[Exercise brief] Copy out the lines that include the word "Matériel".
►
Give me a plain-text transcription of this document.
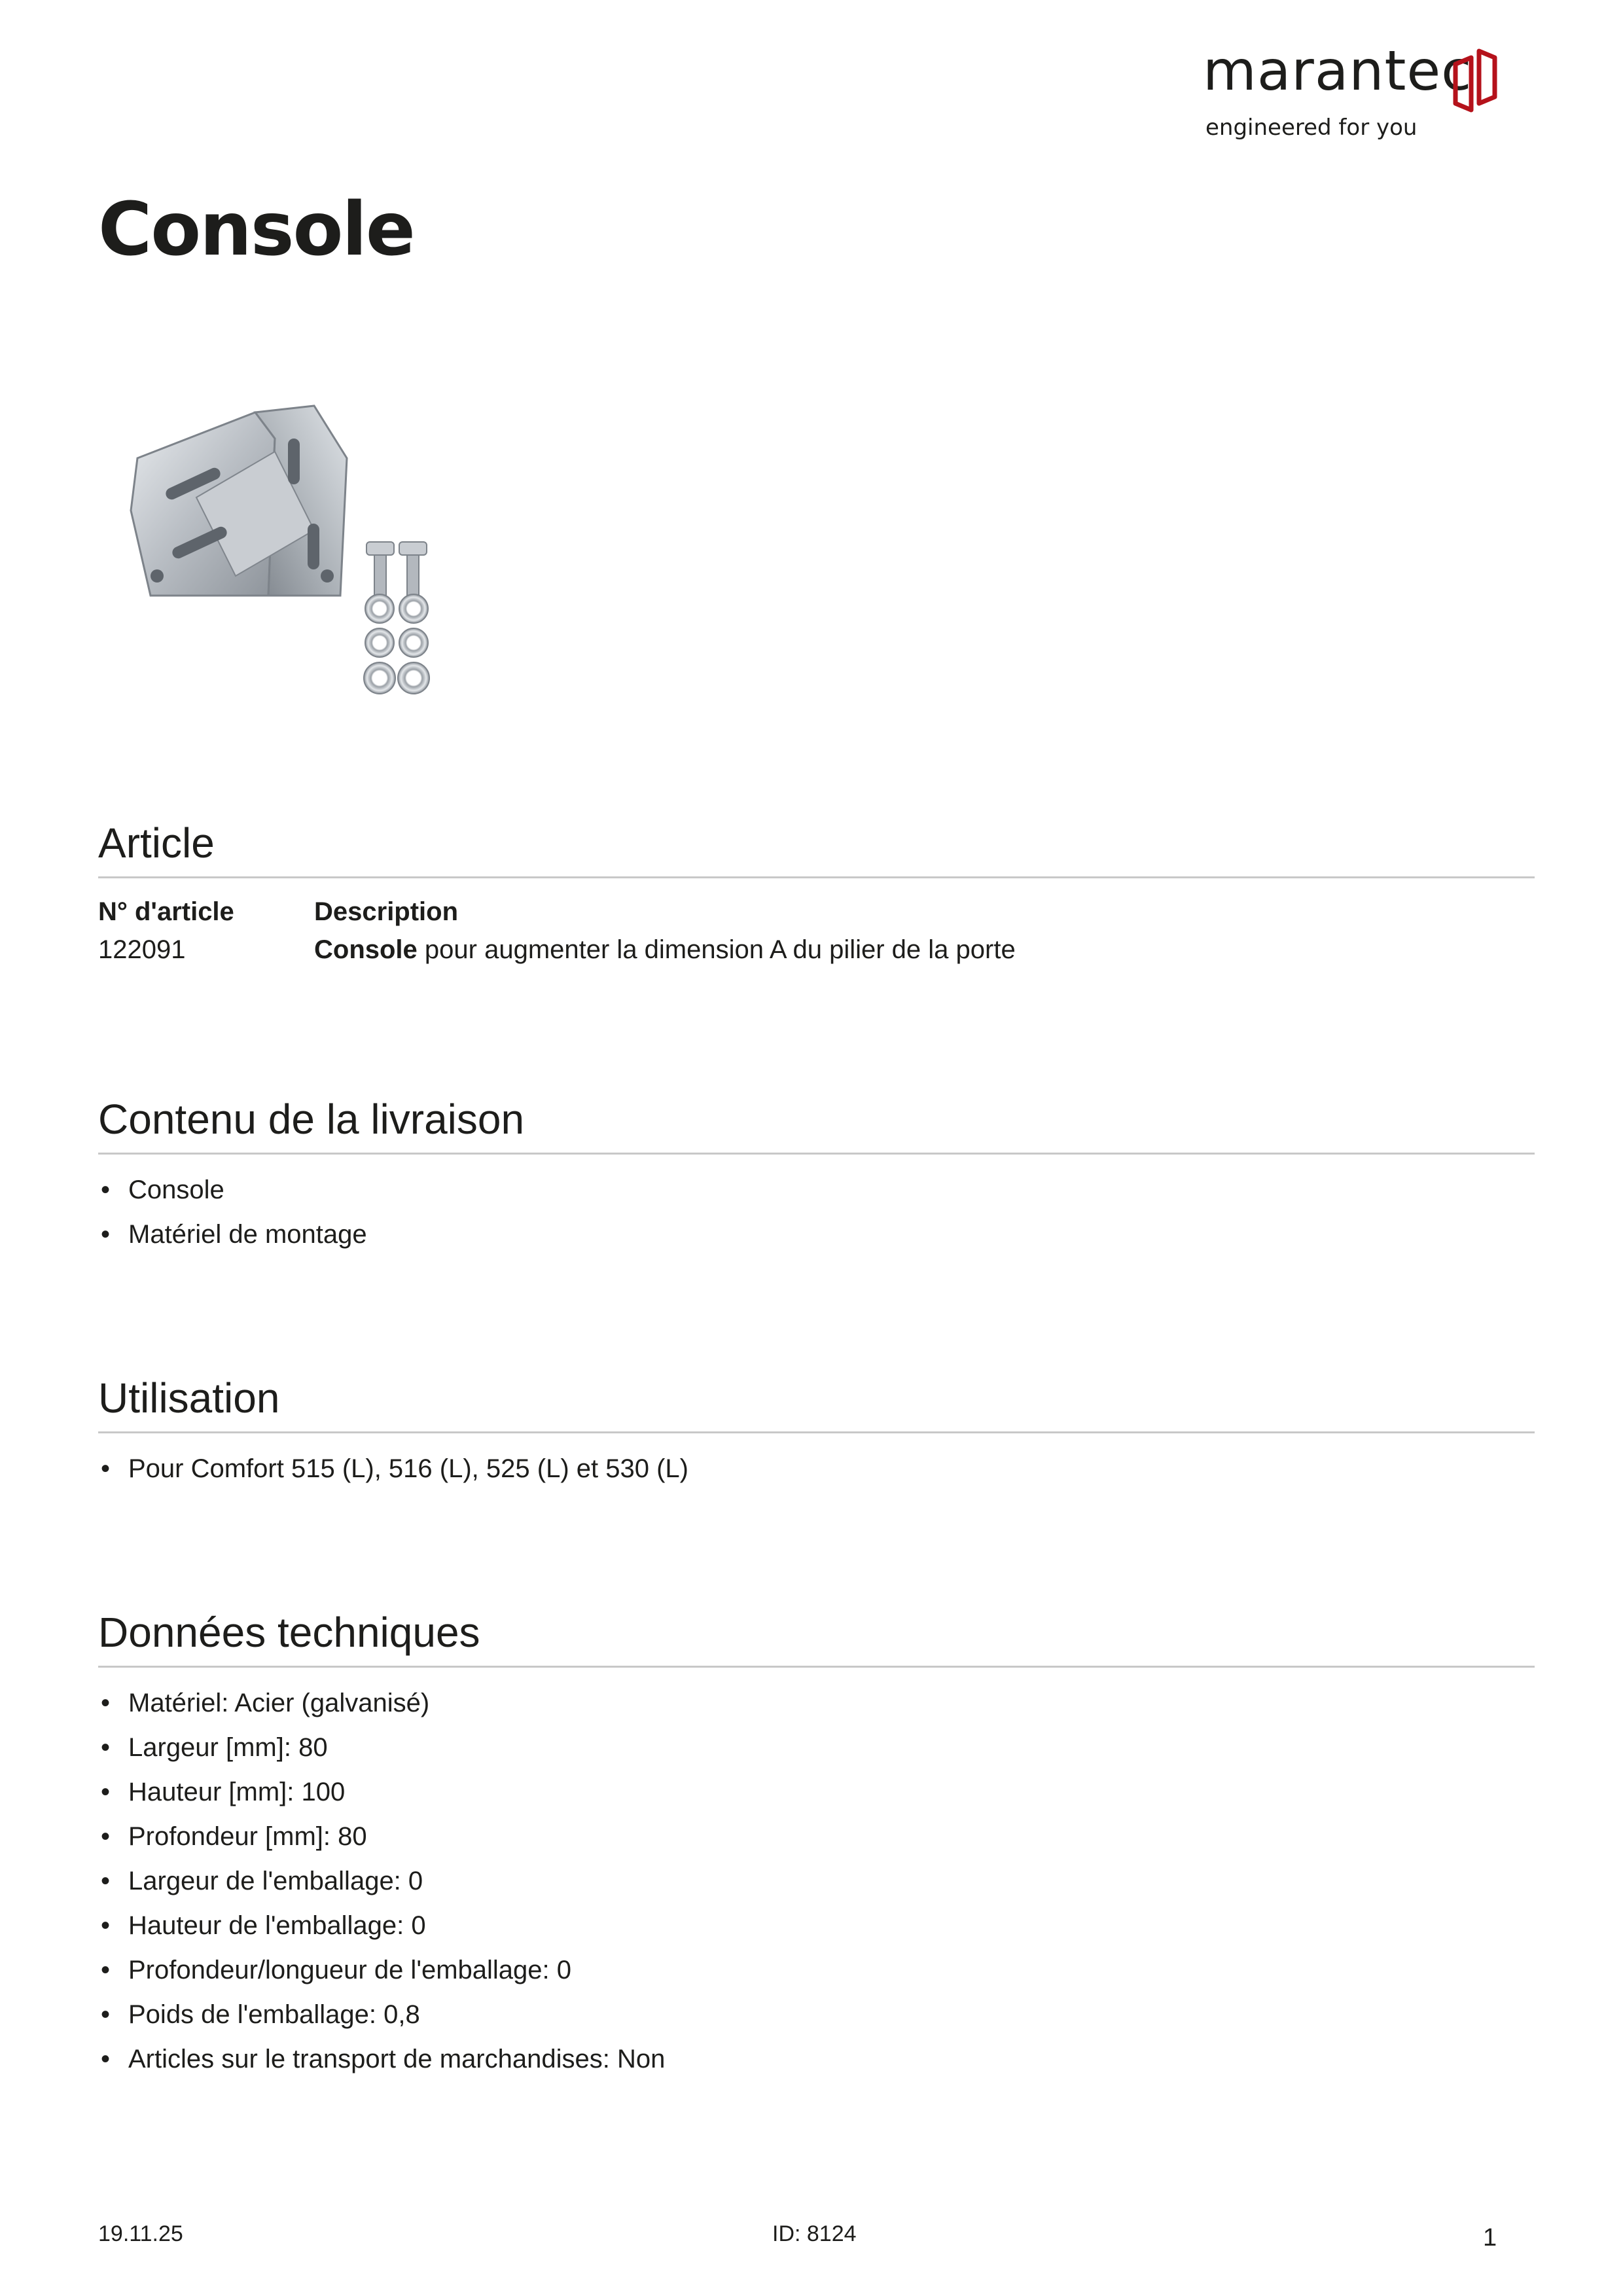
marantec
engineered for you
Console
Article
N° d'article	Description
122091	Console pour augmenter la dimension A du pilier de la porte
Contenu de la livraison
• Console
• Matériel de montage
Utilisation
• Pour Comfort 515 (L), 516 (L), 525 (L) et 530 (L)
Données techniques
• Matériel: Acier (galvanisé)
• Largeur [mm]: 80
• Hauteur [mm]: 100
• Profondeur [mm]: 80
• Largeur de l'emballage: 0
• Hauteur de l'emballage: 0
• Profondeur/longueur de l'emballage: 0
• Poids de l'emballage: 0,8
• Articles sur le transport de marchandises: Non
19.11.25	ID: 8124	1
◄
►
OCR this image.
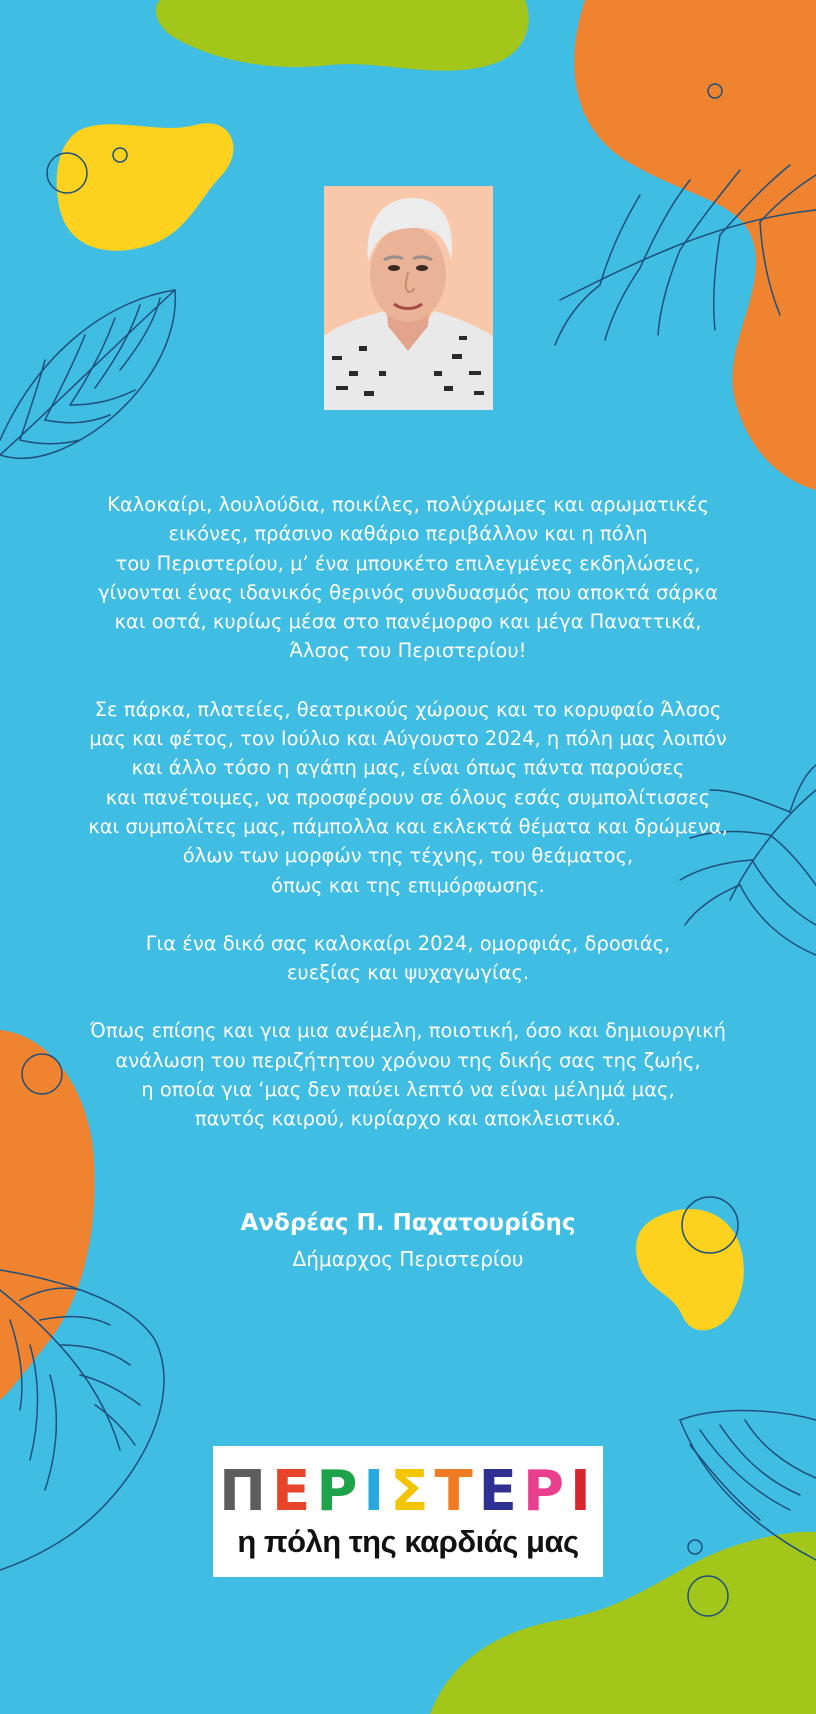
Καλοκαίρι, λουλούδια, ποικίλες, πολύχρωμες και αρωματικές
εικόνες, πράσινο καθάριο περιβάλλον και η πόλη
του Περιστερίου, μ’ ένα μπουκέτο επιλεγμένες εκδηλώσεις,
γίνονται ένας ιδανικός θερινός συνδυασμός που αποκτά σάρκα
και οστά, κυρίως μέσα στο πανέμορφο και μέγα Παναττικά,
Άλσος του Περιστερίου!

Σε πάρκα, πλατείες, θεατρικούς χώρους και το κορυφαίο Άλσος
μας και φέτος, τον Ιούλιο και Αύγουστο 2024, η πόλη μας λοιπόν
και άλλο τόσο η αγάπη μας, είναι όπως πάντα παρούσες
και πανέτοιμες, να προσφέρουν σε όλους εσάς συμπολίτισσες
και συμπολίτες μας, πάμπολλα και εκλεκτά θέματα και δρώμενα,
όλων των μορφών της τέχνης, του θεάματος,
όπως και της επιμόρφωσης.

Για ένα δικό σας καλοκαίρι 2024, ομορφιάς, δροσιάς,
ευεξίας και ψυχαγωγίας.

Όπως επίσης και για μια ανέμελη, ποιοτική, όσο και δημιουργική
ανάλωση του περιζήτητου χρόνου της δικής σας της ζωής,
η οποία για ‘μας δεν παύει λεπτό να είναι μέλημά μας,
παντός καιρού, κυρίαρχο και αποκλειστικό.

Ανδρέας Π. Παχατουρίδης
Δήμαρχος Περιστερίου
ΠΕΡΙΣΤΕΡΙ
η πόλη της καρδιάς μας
◄
[Full output]
• Matériel de montage
• Matériel: Acier (galvanisé)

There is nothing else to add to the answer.